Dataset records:
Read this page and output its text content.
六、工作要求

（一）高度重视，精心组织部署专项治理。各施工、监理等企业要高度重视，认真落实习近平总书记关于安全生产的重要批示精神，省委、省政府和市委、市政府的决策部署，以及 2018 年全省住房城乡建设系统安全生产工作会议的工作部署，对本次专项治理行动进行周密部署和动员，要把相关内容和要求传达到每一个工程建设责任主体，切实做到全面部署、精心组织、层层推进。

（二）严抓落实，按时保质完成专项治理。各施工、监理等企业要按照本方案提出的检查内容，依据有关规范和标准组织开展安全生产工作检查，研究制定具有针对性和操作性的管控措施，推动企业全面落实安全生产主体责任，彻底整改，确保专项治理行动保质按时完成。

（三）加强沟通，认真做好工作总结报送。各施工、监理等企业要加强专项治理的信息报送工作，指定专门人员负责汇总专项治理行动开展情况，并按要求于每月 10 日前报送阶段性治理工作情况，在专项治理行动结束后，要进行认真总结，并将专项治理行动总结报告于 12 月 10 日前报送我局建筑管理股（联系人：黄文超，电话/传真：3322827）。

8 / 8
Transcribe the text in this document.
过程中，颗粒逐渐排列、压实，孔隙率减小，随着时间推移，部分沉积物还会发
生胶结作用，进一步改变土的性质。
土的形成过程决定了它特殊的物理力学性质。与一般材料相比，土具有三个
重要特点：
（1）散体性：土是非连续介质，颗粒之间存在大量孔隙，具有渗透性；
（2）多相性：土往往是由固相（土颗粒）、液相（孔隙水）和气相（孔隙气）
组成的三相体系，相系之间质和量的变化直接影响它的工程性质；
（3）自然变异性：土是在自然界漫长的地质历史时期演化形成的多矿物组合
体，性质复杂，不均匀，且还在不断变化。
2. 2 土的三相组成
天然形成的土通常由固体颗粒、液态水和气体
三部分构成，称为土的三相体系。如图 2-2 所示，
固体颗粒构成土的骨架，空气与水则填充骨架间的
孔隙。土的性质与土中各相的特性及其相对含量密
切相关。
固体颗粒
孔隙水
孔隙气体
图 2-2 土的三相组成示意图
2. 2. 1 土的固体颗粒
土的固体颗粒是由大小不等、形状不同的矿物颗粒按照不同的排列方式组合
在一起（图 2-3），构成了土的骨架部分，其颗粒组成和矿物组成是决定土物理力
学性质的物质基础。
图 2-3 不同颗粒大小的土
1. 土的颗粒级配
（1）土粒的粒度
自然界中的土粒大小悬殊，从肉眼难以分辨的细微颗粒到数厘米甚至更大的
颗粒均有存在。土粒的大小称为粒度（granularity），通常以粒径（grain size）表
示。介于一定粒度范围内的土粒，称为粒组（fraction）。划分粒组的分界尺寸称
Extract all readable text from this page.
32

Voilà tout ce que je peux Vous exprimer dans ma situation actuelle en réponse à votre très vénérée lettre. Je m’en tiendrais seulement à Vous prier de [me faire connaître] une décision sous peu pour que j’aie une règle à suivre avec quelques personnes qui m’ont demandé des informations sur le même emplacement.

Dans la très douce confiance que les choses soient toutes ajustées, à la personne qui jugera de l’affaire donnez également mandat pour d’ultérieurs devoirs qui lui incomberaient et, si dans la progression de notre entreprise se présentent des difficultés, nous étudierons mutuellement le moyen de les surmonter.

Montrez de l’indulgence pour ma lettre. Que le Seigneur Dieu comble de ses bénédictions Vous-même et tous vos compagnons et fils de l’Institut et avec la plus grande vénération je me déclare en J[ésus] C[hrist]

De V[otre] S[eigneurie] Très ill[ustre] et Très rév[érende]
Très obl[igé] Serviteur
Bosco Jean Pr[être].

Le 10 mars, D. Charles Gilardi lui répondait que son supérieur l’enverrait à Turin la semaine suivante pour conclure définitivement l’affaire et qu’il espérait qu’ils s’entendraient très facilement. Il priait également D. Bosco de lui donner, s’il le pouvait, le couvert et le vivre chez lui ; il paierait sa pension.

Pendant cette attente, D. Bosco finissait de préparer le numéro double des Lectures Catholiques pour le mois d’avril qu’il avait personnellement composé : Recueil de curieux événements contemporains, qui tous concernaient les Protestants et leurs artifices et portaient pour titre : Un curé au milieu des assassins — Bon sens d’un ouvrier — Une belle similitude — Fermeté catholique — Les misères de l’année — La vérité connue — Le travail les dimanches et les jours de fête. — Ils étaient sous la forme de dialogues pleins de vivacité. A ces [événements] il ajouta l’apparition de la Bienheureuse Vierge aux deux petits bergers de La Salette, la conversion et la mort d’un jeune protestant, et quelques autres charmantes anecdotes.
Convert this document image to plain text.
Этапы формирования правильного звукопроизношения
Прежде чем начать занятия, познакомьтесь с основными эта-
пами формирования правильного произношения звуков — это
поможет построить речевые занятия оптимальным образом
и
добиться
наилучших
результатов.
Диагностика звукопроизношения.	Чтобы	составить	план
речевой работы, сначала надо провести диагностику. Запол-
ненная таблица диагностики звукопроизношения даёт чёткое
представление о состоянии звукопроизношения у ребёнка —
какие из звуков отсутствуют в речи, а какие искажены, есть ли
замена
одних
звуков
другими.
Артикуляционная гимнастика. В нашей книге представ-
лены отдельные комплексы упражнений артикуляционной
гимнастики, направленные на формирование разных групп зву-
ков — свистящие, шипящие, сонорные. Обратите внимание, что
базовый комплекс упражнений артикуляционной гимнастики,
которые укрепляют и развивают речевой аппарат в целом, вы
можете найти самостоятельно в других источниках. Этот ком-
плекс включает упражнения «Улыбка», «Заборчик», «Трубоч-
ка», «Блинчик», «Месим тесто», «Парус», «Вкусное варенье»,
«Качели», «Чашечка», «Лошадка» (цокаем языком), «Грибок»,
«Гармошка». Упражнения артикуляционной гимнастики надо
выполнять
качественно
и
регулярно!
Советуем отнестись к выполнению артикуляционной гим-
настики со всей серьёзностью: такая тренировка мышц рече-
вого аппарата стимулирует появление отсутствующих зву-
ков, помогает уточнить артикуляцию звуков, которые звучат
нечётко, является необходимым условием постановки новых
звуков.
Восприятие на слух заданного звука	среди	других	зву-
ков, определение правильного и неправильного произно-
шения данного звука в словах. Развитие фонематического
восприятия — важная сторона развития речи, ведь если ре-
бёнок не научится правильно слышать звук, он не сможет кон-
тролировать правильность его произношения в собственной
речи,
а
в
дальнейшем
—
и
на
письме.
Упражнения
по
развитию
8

- **SET TASK**
Repeat every entry word for word.

- **TASK RESULT**
Read this page and output its text content.
六、工作要求

（一）高度重视，精心组织部署专项治理。各施工、监理等企业要高度重视，认真落实习近平总书记关于安全生产的重要批示精神，省委、省政府和市委、市政府的决策部署，以及 2018 年全省住房城乡建设系统安全生产工作会议的工作部署，对本次专项治理行动进行周密部署和动员，要把相关内容和要求传达到每一个工程建设责任主体，切实做到全面部署、精心组织、层层推进。

（二）严抓落实，按时保质完成专项治理。各施工、监理等企业要按照本方案提出的检查内容，依据有关规范和标准组织开展安全生产工作检查，研究制定具有针对性和操作性的管控措施，推动企业全面落实安全生产主体责任，彻底整改，确保专项治理行动保质按时完成。

（三）加强沟通，认真做好工作总结报送。各施工、监理等企业要加强专项治理的信息报送工作，指定专门人员负责汇总专项治理行动开展情况，并按要求于每月 10 日前报送阶段性治理工作情况，在专项治理行动结束后，要进行认真总结，并将专项治理行动总结报告于 12 月 10 日前报送我局建筑管理股（联系人：黄文超，电话/传真：3322827）。

8 / 8
Transcribe the text in this document.
过程中，颗粒逐渐排列、压实，孔隙率减小，随着时间推移，部分沉积物还会发
生胶结作用，进一步改变土的性质。
土的形成过程决定了它特殊的物理力学性质。与一般材料相比，土具有三个
重要特点：
（1）散体性：土是非连续介质，颗粒之间存在大量孔隙，具有渗透性；
（2）多相性：土往往是由固相（土颗粒）、液相（孔隙水）和气相（孔隙气）
组成的三相体系，相系之间质和量的变化直接影响它的工程性质；
（3）自然变异性：土是在自然界漫长的地质历史时期演化形成的多矿物组合
体，性质复杂，不均匀，且还在不断变化。
2. 2 土的三相组成
天然形成的土通常由固体颗粒、液态水和气体
三部分构成，称为土的三相体系。如图 2-2 所示，
固体颗粒构成土的骨架，空气与水则填充骨架间的
孔隙。土的性质与土中各相的特性及其相对含量密
切相关。
固体颗粒
孔隙水
孔隙气体
图 2-2 土的三相组成示意图
2. 2. 1 土的固体颗粒
土的固体颗粒是由大小不等、形状不同的矿物颗粒按照不同的排列方式组合
在一起（图 2-3），构成了土的骨架部分，其颗粒组成和矿物组成是决定土物理力
学性质的物质基础。
图 2-3 不同颗粒大小的土
1. 土的颗粒级配
（1）土粒的粒度
自然界中的土粒大小悬殊，从肉眼难以分辨的细微颗粒到数厘米甚至更大的
颗粒均有存在。土粒的大小称为粒度（granularity），通常以粒径（grain size）表
示。介于一定粒度范围内的土粒，称为粒组（fraction）。划分粒组的分界尺寸称
Extract all readable text from this page.
32

Voilà tout ce que je peux Vous exprimer dans ma situation actuelle en réponse à votre très vénérée lettre. Je m’en tiendrais seulement à Vous prier de [me faire connaître] une décision sous peu pour que j’aie une règle à suivre avec quelques personnes qui m’ont demandé des informations sur le même emplacement.

Dans la très douce confiance que les choses soient toutes ajustées, à la personne qui jugera de l’affaire donnez également mandat pour d’ultérieurs devoirs qui lui incomberaient et, si dans la progression de notre entreprise se présentent des difficultés, nous étudierons mutuellement le moyen de les surmonter.

Montrez de l’indulgence pour ma lettre. Que le Seigneur Dieu comble de ses bénédictions Vous-même et tous vos compagnons et fils de l’Institut et avec la plus grande vénération je me déclare en J[ésus] C[hrist]

De V[otre] S[eigneurie] Très ill[ustre] et Très rév[érende]
Très obl[igé] Serviteur
Bosco Jean Pr[être].

Le 10 mars, D. Charles Gilardi lui répondait que son supérieur l’enverrait à Turin la semaine suivante pour conclure définitivement l’affaire et qu’il espérait qu’ils s’entendraient très facilement. Il priait également D. Bosco de lui donner, s’il le pouvait, le couvert et le vivre chez lui ; il paierait sa pension.

Pendant cette attente, D. Bosco finissait de préparer le numéro double des Lectures Catholiques pour le mois d’avril qu’il avait personnellement composé : Recueil de curieux événements contemporains, qui tous concernaient les Protestants et leurs artifices et portaient pour titre : Un curé au milieu des assassins — Bon sens d’un ouvrier — Une belle similitude — Fermeté catholique — Les misères de l’année — La vérité connue — Le travail les dimanches et les jours de fête. — Ils étaient sous la forme de dialogues pleins de vivacité. A ces [événements] il ajouta l’apparition de la Bienheureuse Vierge aux deux petits bergers de La Salette, la conversion et la mort d’un jeune protestant, et quelques autres charmantes anecdotes.
Convert this document image to plain text.
Этапы формирования правильного звукопроизношения
Прежде чем начать занятия, познакомьтесь с основными эта-
пами формирования правильного произношения звуков — это
поможет построить речевые занятия оптимальным образом
и
добиться
наилучших
результатов.
Диагностика звукопроизношения.	Чтобы	составить	план
речевой работы, сначала надо провести диагностику. Запол-
ненная таблица диагностики звукопроизношения даёт чёткое
представление о состоянии звукопроизношения у ребёнка —
какие из звуков отсутствуют в речи, а какие искажены, есть ли
замена
одних
звуков
другими.
Артикуляционная гимнастика. В нашей книге представ-
лены отдельные комплексы упражнений артикуляционной
гимнастики, направленные на формирование разных групп зву-
ков — свистящие, шипящие, сонорные. Обратите внимание, что
базовый комплекс упражнений артикуляционной гимнастики,
которые укрепляют и развивают речевой аппарат в целом, вы
можете найти самостоятельно в других источниках. Этот ком-
плекс включает упражнения «Улыбка», «Заборчик», «Трубоч-
ка», «Блинчик», «Месим тесто», «Парус», «Вкусное варенье»,
«Качели», «Чашечка», «Лошадка» (цокаем языком), «Грибок»,
«Гармошка». Упражнения артикуляционной гимнастики надо
выполнять
качественно
и
регулярно!
Советуем отнестись к выполнению артикуляционной гим-
настики со всей серьёзностью: такая тренировка мышц рече-
вого аппарата стимулирует появление отсутствующих зву-
ков, помогает уточнить артикуляцию звуков, которые звучат
нечётко, является необходимым условием постановки новых
звуков.
Восприятие на слух заданного звука	среди	других	зву-
ков, определение правильного и неправильного произно-
шения данного звука в словах. Развитие фонематического
восприятия — важная сторона развития речи, ведь если ре-
бёнок не научится правильно слышать звук, он не сможет кон-
тролировать правильность его произношения в собственной
речи,
а
в
дальнейшем
—
и
на
письме.
Упражнения
по
развитию
8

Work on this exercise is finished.